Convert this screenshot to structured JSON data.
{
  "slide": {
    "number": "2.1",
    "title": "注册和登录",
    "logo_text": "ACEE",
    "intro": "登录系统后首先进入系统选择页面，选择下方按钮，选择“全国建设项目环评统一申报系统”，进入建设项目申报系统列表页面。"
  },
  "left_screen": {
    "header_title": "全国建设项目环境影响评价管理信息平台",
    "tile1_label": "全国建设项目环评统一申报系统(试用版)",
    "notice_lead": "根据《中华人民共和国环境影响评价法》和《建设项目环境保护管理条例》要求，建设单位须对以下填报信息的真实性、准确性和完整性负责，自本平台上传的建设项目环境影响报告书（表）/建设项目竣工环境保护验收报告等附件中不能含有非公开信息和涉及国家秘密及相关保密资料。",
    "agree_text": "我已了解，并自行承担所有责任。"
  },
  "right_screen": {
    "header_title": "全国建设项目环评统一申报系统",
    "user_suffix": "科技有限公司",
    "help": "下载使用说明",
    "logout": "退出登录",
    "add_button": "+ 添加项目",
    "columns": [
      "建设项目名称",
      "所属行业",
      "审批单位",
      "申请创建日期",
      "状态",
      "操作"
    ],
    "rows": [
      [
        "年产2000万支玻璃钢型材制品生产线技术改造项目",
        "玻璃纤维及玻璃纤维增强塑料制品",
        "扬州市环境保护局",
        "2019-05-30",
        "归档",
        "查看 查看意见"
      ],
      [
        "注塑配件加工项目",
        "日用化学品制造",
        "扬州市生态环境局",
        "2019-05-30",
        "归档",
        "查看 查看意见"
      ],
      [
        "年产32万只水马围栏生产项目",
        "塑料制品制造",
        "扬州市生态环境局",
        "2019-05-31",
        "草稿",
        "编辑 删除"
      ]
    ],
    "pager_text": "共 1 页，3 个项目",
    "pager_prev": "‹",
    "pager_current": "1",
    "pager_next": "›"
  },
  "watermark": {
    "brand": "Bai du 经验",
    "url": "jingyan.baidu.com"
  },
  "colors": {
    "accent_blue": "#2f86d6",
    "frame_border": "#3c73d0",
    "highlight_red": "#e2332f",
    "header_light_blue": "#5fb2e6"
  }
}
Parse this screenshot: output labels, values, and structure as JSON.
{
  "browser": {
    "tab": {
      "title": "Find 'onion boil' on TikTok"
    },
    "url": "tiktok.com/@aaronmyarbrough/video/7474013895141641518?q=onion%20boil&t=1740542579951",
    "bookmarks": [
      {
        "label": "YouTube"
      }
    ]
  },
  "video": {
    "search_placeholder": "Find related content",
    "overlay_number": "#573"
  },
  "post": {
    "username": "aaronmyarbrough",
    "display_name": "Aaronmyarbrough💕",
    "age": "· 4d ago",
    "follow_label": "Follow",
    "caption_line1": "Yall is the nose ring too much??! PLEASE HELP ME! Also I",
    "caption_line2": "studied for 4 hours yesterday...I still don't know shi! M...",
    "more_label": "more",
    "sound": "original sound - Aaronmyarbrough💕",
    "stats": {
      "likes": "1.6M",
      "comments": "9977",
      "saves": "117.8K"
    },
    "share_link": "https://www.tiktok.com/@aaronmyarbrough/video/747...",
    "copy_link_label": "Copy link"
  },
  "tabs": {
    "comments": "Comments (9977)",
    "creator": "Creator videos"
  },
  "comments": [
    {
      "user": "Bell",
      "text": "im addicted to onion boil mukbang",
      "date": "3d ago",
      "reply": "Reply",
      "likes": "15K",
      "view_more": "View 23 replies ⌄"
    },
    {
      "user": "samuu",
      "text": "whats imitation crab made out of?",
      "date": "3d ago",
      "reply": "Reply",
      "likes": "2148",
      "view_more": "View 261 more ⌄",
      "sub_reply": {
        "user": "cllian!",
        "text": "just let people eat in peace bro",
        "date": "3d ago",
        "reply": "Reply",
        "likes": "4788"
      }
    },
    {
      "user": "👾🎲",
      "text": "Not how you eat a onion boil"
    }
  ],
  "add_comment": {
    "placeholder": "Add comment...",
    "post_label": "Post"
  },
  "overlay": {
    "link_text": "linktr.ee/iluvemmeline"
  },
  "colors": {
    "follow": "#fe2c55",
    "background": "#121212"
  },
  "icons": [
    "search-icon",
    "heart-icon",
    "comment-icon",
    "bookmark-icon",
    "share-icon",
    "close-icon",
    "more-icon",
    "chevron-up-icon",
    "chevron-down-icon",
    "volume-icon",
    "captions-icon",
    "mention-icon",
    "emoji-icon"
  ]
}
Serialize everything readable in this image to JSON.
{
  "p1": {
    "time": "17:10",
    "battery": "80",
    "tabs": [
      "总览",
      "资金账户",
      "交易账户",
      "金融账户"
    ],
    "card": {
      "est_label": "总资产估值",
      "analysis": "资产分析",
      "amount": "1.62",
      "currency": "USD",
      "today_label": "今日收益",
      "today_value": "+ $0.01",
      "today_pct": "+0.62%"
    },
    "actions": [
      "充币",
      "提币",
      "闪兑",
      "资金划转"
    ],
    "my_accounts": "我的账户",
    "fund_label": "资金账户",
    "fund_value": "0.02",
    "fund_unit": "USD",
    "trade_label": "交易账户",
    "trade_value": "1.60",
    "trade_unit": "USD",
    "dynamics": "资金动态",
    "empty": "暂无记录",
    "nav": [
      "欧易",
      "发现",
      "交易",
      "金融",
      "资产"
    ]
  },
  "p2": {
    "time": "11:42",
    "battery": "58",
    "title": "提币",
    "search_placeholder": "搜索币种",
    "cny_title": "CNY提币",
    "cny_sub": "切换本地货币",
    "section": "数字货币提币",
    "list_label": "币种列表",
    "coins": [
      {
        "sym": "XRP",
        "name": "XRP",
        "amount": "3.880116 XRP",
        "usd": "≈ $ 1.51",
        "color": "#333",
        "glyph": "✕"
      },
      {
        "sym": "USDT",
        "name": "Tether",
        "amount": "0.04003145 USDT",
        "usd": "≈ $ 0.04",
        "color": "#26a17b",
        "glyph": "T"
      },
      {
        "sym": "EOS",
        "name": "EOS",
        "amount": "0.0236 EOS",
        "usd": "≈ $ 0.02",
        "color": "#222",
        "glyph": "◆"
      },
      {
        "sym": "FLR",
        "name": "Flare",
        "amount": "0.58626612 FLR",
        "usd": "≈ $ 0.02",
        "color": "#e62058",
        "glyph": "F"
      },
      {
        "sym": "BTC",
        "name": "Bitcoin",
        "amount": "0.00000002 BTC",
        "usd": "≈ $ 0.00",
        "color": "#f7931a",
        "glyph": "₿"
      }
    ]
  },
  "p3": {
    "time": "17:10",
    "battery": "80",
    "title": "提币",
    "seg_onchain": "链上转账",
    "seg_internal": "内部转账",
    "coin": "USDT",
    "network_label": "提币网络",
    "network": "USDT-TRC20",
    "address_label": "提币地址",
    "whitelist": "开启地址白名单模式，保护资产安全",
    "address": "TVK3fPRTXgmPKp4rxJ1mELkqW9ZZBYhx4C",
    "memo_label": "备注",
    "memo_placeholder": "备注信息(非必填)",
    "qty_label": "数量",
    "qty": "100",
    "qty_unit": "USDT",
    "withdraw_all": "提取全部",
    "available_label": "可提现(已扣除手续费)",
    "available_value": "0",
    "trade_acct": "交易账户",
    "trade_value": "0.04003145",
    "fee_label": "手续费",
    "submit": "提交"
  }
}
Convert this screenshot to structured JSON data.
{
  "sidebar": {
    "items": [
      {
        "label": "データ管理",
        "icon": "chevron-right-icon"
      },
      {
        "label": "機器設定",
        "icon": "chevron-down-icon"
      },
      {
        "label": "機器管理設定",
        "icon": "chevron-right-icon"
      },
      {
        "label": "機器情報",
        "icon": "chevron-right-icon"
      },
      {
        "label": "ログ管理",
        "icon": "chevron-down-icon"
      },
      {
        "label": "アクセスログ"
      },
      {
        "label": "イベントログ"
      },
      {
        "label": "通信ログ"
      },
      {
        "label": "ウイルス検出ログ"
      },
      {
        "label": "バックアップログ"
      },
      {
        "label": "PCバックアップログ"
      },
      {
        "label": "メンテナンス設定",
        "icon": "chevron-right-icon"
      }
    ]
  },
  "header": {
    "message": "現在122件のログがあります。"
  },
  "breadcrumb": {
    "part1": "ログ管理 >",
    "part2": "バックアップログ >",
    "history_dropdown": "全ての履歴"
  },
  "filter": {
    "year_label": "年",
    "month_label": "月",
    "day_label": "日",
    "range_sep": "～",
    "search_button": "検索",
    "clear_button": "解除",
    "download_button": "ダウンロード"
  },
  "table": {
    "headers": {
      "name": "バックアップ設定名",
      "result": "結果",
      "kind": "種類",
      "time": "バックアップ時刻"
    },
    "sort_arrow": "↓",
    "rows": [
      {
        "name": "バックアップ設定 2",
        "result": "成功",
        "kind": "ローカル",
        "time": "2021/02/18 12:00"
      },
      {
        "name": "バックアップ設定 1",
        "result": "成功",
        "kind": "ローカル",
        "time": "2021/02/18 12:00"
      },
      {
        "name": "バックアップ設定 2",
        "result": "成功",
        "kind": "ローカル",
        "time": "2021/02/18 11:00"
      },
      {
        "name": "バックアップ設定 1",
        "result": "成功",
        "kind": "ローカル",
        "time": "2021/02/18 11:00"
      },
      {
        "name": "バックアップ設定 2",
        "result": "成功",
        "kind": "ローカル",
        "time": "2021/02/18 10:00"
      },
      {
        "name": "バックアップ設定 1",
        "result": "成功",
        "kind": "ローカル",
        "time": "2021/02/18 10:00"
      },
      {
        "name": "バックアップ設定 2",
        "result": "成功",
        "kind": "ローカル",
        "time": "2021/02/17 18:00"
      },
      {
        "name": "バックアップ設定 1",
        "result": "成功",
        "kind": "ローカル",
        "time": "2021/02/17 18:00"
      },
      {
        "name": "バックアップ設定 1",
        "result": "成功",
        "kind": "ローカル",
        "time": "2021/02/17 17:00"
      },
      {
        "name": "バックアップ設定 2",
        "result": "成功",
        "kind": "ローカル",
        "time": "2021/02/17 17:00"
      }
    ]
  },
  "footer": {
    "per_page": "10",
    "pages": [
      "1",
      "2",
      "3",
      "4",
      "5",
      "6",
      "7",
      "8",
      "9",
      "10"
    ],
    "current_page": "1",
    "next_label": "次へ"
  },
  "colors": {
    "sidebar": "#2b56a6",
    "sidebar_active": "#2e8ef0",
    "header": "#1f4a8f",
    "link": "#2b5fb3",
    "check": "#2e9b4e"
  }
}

(Exercise aim):
The lines to collect are those holding the string "amount"; copy them all.

(Response):
      "amount": "1.62",
        "amount": "3.880116 XRP",
        "amount": "0.04003145 USDT",
        "amount": "0.0236 EOS",
        "amount": "0.58626612 FLR",
        "amount": "0.00000002 BTC",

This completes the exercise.